## Excerpted data
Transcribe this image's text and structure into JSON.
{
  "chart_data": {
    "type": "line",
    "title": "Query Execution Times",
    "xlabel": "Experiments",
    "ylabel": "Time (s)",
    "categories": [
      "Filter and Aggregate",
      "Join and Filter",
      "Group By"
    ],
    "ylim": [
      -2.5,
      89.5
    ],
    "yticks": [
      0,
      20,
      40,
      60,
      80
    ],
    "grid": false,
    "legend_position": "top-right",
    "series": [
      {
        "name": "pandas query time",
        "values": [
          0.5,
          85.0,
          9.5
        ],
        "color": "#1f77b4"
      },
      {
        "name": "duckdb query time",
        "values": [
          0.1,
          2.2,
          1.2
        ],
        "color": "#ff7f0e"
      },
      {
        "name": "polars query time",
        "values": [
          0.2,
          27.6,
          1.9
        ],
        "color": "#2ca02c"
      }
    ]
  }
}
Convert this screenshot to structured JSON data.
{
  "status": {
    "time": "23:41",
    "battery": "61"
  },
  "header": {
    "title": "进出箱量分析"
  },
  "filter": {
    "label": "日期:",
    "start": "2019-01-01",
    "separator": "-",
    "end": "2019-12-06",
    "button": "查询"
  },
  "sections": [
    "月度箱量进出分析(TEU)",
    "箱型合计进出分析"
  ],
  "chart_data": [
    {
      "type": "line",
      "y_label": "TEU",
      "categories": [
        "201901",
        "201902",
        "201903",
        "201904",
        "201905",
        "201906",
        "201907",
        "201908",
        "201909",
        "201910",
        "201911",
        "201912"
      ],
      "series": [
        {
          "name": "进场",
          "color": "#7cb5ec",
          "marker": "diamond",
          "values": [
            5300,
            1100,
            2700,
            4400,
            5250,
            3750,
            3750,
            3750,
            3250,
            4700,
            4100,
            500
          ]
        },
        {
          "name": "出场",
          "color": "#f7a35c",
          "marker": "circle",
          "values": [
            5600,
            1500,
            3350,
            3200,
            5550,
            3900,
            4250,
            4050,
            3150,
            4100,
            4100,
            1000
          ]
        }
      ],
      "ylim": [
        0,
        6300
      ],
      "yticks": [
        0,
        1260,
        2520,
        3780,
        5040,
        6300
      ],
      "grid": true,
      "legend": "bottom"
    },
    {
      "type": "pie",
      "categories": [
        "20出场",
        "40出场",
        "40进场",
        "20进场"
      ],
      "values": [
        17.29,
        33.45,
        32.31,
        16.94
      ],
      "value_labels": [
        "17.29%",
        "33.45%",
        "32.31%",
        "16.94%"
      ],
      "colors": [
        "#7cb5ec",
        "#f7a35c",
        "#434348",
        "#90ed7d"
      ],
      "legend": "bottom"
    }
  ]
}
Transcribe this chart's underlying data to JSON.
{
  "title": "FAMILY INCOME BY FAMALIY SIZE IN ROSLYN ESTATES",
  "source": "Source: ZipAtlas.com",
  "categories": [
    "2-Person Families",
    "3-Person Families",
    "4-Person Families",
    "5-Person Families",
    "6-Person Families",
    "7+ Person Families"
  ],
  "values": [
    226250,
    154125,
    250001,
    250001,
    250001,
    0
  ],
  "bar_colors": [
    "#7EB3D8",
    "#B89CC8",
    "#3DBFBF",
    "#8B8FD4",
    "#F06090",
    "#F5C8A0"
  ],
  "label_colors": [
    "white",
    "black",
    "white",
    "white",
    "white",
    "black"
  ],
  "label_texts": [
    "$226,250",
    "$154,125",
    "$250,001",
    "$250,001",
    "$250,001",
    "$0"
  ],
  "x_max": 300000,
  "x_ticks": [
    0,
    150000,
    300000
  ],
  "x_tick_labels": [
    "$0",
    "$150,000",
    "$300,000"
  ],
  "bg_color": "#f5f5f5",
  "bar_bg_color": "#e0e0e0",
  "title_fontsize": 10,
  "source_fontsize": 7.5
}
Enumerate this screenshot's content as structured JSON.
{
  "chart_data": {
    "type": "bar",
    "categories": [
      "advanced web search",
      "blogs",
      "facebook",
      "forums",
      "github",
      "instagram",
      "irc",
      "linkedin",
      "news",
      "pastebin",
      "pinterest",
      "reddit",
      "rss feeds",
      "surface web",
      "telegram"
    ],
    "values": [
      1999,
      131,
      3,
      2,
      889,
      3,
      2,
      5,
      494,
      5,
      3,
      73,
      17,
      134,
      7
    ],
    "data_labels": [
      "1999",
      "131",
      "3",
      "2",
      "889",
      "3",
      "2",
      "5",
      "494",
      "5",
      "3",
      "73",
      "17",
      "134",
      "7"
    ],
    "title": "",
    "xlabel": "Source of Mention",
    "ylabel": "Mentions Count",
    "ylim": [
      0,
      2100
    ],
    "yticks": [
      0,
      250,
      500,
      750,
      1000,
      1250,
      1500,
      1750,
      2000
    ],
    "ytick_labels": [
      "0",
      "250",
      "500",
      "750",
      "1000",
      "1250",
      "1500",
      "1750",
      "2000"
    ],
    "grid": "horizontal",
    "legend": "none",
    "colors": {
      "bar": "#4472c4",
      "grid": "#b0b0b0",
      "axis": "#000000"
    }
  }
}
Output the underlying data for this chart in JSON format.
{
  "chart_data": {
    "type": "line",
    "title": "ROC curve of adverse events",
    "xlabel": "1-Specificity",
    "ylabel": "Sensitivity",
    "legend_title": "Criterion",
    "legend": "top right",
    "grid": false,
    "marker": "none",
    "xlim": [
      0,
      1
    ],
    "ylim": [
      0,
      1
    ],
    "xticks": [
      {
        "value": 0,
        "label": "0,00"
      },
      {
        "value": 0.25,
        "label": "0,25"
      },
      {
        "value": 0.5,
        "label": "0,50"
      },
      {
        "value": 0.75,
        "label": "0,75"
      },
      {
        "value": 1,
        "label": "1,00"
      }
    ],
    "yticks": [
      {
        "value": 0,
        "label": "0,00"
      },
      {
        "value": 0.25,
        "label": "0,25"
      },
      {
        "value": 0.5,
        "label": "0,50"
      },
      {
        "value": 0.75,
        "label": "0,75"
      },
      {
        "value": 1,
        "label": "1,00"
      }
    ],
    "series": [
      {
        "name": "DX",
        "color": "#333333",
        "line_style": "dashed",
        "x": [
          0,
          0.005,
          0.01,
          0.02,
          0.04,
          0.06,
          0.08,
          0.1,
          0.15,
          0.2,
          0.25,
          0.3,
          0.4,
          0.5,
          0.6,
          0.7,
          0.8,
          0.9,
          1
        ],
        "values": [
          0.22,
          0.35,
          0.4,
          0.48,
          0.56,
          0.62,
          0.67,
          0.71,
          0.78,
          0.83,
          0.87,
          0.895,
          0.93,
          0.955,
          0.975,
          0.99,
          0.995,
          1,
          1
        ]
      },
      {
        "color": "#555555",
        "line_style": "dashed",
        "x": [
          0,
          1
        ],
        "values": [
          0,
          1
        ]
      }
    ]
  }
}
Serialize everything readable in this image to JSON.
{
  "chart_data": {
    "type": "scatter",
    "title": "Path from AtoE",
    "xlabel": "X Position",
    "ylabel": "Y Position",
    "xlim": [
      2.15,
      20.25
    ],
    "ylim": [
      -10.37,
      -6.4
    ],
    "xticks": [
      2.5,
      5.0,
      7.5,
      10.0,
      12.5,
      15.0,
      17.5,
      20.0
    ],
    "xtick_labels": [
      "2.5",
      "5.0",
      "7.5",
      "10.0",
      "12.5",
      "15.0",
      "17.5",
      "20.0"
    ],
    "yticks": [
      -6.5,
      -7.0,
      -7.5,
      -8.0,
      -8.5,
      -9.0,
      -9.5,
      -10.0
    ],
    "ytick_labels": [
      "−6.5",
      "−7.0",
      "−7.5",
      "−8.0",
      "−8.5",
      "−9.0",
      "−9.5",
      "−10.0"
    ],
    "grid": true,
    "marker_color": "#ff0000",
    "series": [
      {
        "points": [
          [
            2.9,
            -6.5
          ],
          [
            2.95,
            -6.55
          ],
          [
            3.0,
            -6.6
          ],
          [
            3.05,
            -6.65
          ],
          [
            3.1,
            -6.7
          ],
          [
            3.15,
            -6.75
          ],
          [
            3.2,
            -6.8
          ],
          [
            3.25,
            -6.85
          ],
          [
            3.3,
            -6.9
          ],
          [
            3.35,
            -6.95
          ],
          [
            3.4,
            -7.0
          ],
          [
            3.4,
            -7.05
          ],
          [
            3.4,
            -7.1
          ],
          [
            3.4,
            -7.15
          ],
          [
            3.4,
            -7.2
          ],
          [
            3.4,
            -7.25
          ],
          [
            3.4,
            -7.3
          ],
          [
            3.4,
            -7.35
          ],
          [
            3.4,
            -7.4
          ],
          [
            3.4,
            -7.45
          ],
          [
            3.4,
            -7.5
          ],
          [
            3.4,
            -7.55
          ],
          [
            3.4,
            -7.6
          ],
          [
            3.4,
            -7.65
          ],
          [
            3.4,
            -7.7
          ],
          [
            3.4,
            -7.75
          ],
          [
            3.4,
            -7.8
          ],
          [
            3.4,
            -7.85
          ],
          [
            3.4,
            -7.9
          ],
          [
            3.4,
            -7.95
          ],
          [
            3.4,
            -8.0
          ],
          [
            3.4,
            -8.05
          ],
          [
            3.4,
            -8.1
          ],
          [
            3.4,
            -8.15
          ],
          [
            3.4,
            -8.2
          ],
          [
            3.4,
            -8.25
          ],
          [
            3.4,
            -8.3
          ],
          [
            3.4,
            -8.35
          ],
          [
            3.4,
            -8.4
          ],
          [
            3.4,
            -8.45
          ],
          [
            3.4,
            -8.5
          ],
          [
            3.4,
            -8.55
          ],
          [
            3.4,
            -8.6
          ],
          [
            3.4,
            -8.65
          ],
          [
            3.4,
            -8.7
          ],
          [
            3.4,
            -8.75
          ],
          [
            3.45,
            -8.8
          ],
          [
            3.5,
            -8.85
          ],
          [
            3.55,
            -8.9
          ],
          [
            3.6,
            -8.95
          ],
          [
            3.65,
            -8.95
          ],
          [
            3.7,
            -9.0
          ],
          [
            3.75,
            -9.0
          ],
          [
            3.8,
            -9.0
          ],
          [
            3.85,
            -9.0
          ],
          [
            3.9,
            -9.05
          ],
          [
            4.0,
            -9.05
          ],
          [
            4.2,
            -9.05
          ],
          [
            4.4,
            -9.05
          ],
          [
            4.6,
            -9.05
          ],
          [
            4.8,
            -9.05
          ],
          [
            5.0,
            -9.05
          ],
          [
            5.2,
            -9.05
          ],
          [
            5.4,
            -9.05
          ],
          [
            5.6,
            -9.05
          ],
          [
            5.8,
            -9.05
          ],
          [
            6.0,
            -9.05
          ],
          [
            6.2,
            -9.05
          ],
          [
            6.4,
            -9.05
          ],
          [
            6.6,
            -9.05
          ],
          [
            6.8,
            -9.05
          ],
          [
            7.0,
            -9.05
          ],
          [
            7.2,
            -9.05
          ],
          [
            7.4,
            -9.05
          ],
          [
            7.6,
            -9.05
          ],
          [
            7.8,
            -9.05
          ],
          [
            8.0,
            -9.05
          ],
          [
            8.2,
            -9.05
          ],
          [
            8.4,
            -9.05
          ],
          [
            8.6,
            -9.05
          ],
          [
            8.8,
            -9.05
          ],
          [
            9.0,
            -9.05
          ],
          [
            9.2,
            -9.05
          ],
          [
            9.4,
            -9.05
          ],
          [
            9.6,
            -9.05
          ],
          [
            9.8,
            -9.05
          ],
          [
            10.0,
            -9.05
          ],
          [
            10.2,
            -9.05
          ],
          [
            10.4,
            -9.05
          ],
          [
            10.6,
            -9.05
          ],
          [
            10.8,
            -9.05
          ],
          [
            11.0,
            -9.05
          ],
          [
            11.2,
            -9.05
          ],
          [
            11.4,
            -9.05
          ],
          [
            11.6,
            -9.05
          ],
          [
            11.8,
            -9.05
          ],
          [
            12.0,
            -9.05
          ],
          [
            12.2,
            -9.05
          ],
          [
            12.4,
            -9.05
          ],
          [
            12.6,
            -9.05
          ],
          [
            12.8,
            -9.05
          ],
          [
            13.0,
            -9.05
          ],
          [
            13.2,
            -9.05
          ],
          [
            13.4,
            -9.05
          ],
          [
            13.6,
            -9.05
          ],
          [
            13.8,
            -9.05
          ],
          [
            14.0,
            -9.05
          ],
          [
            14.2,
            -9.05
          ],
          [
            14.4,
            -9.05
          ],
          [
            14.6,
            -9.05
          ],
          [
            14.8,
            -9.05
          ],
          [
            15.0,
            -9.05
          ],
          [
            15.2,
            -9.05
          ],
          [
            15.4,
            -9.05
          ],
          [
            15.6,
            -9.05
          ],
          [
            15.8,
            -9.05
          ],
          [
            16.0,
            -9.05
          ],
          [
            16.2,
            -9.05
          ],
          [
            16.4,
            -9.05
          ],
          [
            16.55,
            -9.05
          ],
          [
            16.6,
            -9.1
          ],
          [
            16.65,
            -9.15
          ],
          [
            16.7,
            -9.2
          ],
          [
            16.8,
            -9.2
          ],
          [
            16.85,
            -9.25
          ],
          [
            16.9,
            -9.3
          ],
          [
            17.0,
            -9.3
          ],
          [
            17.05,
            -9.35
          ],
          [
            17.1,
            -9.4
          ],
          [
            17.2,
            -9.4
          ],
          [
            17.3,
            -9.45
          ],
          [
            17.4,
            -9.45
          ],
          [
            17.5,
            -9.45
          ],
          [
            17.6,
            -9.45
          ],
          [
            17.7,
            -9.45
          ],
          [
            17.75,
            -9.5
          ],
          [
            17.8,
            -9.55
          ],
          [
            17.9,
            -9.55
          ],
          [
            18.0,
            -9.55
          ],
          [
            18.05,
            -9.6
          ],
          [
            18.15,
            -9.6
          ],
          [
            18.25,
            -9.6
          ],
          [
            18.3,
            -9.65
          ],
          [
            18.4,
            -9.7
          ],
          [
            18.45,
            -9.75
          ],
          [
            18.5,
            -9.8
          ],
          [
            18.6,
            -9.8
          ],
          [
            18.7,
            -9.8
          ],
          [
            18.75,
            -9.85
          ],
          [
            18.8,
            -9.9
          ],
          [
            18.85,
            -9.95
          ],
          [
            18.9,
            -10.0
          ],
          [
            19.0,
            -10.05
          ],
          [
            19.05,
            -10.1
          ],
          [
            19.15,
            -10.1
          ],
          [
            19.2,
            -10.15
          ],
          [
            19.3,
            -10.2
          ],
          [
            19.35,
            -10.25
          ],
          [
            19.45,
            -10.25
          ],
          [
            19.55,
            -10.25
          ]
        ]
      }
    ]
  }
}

## Short exercise
Show every line of the records above that contains the word "grid".

## Output for this exercise
    "grid": false,
      "grid": true,
    "grid": "horizontal",
      "grid": "#b0b0b0",
    "grid": false,
    "grid": true,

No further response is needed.